Set task: Search the data below for the string "ylabel". Extract every line that contains it.
BEGIN Entries supplied
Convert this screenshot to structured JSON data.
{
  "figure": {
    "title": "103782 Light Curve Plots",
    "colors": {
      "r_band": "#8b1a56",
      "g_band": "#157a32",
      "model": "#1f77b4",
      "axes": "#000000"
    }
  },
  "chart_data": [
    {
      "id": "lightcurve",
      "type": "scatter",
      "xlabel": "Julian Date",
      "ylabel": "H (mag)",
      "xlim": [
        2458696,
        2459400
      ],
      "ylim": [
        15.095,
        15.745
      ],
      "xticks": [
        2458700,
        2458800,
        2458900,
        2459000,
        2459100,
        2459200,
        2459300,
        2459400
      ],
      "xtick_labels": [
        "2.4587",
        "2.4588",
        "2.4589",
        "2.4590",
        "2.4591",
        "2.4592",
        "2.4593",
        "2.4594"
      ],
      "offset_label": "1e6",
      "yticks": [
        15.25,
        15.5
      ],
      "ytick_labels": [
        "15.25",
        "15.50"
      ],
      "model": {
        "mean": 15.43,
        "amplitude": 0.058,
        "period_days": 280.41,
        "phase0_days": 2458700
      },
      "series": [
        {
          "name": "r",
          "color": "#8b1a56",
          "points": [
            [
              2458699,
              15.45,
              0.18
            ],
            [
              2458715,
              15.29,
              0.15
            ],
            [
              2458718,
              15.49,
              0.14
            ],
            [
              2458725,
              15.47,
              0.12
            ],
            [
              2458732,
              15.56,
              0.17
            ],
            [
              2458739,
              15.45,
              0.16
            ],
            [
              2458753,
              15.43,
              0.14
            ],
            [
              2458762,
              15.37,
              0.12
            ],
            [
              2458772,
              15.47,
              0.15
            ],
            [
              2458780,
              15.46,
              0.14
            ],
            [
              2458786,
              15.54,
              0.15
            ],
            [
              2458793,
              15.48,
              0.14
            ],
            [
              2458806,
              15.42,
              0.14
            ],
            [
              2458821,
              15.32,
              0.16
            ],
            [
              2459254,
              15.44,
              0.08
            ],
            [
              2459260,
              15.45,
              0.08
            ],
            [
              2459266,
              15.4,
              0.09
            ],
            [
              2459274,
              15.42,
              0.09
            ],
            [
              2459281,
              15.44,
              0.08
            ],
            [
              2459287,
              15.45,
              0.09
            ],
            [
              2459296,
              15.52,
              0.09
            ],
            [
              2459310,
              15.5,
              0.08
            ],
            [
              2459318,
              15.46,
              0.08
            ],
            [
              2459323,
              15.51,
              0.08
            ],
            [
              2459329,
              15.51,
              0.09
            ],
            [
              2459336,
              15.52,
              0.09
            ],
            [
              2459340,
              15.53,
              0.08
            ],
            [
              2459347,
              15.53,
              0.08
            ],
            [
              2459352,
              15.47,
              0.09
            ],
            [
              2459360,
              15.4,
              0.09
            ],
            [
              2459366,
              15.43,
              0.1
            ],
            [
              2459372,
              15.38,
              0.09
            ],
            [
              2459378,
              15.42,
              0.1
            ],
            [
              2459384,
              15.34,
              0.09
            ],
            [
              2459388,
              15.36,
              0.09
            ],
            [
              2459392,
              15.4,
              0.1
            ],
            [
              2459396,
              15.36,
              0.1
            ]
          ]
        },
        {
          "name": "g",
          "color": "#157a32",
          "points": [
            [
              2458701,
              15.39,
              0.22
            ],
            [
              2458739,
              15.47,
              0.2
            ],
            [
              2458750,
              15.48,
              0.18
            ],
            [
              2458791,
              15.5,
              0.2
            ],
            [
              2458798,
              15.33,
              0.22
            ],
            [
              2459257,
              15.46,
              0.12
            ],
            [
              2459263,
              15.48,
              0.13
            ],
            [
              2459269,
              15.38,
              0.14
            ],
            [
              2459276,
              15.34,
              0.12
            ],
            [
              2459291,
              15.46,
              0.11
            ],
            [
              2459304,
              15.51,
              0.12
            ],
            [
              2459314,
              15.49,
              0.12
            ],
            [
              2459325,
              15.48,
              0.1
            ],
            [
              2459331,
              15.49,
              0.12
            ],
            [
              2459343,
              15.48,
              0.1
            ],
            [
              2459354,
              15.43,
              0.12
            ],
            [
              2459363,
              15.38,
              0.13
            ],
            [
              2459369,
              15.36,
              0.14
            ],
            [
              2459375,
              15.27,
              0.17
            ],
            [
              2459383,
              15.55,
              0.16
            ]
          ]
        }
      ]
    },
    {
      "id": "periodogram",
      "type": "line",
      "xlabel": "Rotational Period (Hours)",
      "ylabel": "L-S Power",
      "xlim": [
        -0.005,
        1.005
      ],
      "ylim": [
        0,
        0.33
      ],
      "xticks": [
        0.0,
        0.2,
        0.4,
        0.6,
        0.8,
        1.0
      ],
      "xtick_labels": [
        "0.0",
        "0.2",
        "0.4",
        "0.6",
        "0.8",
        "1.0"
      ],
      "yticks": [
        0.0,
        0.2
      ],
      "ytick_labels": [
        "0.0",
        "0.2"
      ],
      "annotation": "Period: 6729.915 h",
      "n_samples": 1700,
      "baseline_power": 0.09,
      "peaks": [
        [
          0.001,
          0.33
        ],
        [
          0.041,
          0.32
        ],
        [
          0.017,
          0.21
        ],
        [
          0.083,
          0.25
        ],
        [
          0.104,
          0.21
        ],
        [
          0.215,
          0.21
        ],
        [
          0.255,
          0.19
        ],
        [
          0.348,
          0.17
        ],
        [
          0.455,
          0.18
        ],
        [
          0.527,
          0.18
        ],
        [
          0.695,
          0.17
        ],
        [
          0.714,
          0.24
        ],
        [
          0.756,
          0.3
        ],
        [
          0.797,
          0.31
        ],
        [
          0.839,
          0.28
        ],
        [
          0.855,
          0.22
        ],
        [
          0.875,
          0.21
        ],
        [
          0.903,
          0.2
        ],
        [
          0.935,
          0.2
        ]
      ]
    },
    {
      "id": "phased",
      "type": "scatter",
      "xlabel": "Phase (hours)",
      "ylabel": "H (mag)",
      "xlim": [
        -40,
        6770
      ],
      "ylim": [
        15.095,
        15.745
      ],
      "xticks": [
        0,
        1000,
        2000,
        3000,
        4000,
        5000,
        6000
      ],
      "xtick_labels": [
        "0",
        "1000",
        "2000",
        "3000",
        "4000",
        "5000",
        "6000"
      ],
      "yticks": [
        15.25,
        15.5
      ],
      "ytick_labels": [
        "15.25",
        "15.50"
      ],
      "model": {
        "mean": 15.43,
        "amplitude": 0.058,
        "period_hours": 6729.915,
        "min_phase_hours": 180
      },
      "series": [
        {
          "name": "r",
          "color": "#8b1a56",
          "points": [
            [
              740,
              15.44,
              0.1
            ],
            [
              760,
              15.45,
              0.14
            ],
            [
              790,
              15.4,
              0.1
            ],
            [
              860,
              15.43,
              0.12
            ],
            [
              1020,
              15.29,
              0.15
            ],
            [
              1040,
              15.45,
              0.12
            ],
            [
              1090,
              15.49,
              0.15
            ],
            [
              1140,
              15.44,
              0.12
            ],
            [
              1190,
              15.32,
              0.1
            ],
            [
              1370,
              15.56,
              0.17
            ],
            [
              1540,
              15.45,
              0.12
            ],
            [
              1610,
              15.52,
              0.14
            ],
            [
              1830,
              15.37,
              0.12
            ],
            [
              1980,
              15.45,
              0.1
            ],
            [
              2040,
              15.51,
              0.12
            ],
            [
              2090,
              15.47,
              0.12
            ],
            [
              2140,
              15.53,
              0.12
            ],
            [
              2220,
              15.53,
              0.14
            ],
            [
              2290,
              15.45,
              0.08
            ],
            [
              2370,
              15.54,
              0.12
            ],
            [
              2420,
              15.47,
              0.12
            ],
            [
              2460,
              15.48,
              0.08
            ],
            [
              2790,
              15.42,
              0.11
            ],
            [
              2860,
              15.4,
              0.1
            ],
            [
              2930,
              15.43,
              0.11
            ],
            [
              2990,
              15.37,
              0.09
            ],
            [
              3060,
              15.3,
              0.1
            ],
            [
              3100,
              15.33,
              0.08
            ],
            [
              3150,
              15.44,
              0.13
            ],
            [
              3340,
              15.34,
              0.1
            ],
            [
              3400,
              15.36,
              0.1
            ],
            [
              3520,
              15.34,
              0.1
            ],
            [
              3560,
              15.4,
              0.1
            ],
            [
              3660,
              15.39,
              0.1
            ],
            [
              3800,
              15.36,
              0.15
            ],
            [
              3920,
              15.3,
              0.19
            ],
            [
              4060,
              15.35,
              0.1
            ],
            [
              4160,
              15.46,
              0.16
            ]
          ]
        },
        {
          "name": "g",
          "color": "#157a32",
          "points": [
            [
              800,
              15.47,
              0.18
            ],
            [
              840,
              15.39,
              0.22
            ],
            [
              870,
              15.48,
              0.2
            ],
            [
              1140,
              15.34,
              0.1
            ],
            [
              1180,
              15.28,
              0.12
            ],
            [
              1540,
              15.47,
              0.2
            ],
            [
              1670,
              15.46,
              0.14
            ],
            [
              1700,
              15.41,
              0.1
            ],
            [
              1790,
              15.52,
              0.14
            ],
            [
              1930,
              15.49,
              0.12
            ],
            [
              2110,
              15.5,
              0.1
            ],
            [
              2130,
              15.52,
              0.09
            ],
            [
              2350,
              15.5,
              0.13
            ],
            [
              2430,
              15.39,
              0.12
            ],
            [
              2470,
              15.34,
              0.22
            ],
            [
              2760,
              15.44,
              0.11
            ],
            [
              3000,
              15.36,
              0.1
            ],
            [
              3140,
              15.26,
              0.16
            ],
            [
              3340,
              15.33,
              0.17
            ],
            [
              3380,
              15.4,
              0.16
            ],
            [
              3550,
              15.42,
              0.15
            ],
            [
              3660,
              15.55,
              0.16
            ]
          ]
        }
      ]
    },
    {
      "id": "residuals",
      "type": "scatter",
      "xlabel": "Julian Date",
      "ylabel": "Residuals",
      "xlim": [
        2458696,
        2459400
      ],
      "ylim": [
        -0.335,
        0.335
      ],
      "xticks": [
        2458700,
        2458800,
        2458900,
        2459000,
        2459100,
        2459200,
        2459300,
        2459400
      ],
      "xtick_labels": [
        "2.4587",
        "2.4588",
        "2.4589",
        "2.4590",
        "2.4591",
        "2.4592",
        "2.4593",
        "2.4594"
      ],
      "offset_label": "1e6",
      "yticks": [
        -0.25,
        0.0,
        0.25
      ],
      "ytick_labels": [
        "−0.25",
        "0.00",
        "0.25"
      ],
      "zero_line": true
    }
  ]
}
END Entries supplied
Written answer:
      "ylabel": "H (mag)",
      "ylabel": "L-S Power",
      "ylabel": "H (mag)",
      "ylabel": "Residuals",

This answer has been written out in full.